**What you have to do:**
Every record must be repeated exactly, with no omission.

**Records shown:**
========================================

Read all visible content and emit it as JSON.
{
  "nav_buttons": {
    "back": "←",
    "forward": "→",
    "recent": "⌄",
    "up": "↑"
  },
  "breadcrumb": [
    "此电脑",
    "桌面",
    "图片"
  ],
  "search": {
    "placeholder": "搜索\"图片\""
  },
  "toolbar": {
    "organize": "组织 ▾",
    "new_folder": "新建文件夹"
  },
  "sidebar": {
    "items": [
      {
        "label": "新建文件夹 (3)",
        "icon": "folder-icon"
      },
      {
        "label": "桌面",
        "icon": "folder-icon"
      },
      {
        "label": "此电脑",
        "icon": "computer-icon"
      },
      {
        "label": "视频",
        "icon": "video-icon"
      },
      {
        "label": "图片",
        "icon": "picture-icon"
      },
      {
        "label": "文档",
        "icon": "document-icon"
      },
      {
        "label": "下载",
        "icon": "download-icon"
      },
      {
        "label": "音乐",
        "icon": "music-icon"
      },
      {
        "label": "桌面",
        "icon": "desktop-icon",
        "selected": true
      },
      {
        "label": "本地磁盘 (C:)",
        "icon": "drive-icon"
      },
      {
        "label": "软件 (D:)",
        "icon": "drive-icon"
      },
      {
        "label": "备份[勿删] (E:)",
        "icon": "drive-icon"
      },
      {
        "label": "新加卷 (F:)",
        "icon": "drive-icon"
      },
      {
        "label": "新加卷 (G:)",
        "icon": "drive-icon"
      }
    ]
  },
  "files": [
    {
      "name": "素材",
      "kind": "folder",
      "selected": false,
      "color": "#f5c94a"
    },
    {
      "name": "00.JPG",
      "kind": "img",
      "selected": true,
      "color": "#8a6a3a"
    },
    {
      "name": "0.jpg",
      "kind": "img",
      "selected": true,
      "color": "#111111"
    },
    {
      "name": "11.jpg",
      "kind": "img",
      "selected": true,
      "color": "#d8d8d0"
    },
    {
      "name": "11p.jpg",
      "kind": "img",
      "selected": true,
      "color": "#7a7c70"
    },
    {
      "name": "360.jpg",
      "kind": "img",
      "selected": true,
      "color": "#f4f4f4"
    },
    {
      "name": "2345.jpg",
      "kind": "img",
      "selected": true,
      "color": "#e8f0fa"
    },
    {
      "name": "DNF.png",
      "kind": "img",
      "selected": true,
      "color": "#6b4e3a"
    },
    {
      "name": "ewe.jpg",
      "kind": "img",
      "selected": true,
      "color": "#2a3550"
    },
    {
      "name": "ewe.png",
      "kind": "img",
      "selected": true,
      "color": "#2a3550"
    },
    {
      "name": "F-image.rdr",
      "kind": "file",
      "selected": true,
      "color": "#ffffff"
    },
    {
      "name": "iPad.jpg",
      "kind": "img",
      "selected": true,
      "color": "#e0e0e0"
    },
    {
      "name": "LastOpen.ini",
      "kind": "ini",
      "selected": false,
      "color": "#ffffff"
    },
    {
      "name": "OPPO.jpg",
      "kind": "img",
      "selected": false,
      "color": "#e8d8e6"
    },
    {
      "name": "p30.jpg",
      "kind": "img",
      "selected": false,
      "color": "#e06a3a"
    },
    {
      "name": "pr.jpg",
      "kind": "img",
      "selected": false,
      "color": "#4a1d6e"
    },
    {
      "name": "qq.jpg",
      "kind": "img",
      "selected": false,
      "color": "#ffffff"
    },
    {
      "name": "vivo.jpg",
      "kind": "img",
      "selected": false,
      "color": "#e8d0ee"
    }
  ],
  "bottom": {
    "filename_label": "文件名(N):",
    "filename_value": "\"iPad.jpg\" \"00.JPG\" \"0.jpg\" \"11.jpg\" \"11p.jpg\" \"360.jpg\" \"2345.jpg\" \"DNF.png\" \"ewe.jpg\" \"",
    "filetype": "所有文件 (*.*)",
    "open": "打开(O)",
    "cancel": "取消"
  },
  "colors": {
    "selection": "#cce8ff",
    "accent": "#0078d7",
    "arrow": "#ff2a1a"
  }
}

========================================

**Task answer:**
Read all visible content and emit it as JSON.
{
  "nav_buttons": {
    "back": "←",
    "forward": "→",
    "recent": "⌄",
    "up": "↑"
  },
  "breadcrumb": [
    "此电脑",
    "桌面",
    "图片"
  ],
  "search": {
    "placeholder": "搜索\"图片\""
  },
  "toolbar": {
    "organize": "组织 ▾",
    "new_folder": "新建文件夹"
  },
  "sidebar": {
    "items": [
      {
        "label": "新建文件夹 (3)",
        "icon": "folder-icon"
      },
      {
        "label": "桌面",
        "icon": "folder-icon"
      },
      {
        "label": "此电脑",
        "icon": "computer-icon"
      },
      {
        "label": "视频",
        "icon": "video-icon"
      },
      {
        "label": "图片",
        "icon": "picture-icon"
      },
      {
        "label": "文档",
        "icon": "document-icon"
      },
      {
        "label": "下载",
        "icon": "download-icon"
      },
      {
        "label": "音乐",
        "icon": "music-icon"
      },
      {
        "label": "桌面",
        "icon": "desktop-icon",
        "selected": true
      },
      {
        "label": "本地磁盘 (C:)",
        "icon": "drive-icon"
      },
      {
        "label": "软件 (D:)",
        "icon": "drive-icon"
      },
      {
        "label": "备份[勿删] (E:)",
        "icon": "drive-icon"
      },
      {
        "label": "新加卷 (F:)",
        "icon": "drive-icon"
      },
      {
        "label": "新加卷 (G:)",
        "icon": "drive-icon"
      }
    ]
  },
  "files": [
    {
      "name": "素材",
      "kind": "folder",
      "selected": false,
      "color": "#f5c94a"
    },
    {
      "name": "00.JPG",
      "kind": "img",
      "selected": true,
      "color": "#8a6a3a"
    },
    {
      "name": "0.jpg",
      "kind": "img",
      "selected": true,
      "color": "#111111"
    },
    {
      "name": "11.jpg",
      "kind": "img",
      "selected": true,
      "color": "#d8d8d0"
    },
    {
      "name": "11p.jpg",
      "kind": "img",
      "selected": true,
      "color": "#7a7c70"
    },
    {
      "name": "360.jpg",
      "kind": "img",
      "selected": true,
      "color": "#f4f4f4"
    },
    {
      "name": "2345.jpg",
      "kind": "img",
      "selected": true,
      "color": "#e8f0fa"
    },
    {
      "name": "DNF.png",
      "kind": "img",
      "selected": true,
      "color": "#6b4e3a"
    },
    {
      "name": "ewe.jpg",
      "kind": "img",
      "selected": true,
      "color": "#2a3550"
    },
    {
      "name": "ewe.png",
      "kind": "img",
      "selected": true,
      "color": "#2a3550"
    },
    {
      "name": "F-image.rdr",
      "kind": "file",
      "selected": true,
      "color": "#ffffff"
    },
    {
      "name": "iPad.jpg",
      "kind": "img",
      "selected": true,
      "color": "#e0e0e0"
    },
    {
      "name": "LastOpen.ini",
      "kind": "ini",
      "selected": false,
      "color": "#ffffff"
    },
    {
      "name": "OPPO.jpg",
      "kind": "img",
      "selected": false,
      "color": "#e8d8e6"
    },
    {
      "name": "p30.jpg",
      "kind": "img",
      "selected": false,
      "color": "#e06a3a"
    },
    {
      "name": "pr.jpg",
      "kind": "img",
      "selected": false,
      "color": "#4a1d6e"
    },
    {
      "name": "qq.jpg",
      "kind": "img",
      "selected": false,
      "color": "#ffffff"
    },
    {
      "name": "vivo.jpg",
      "kind": "img",
      "selected": false,
      "color": "#e8d0ee"
    }
  ],
  "bottom": {
    "filename_label": "文件名(N):",
    "filename_value": "\"iPad.jpg\" \"00.JPG\" \"0.jpg\" \"11.jpg\" \"11p.jpg\" \"360.jpg\" \"2345.jpg\" \"DNF.png\" \"ewe.jpg\" \"",
    "filetype": "所有文件 (*.*)",
    "open": "打开(O)",
    "cancel": "取消"
  },
  "colors": {
    "selection": "#cce8ff",
    "accent": "#0078d7",
    "arrow": "#ff2a1a"
  }
}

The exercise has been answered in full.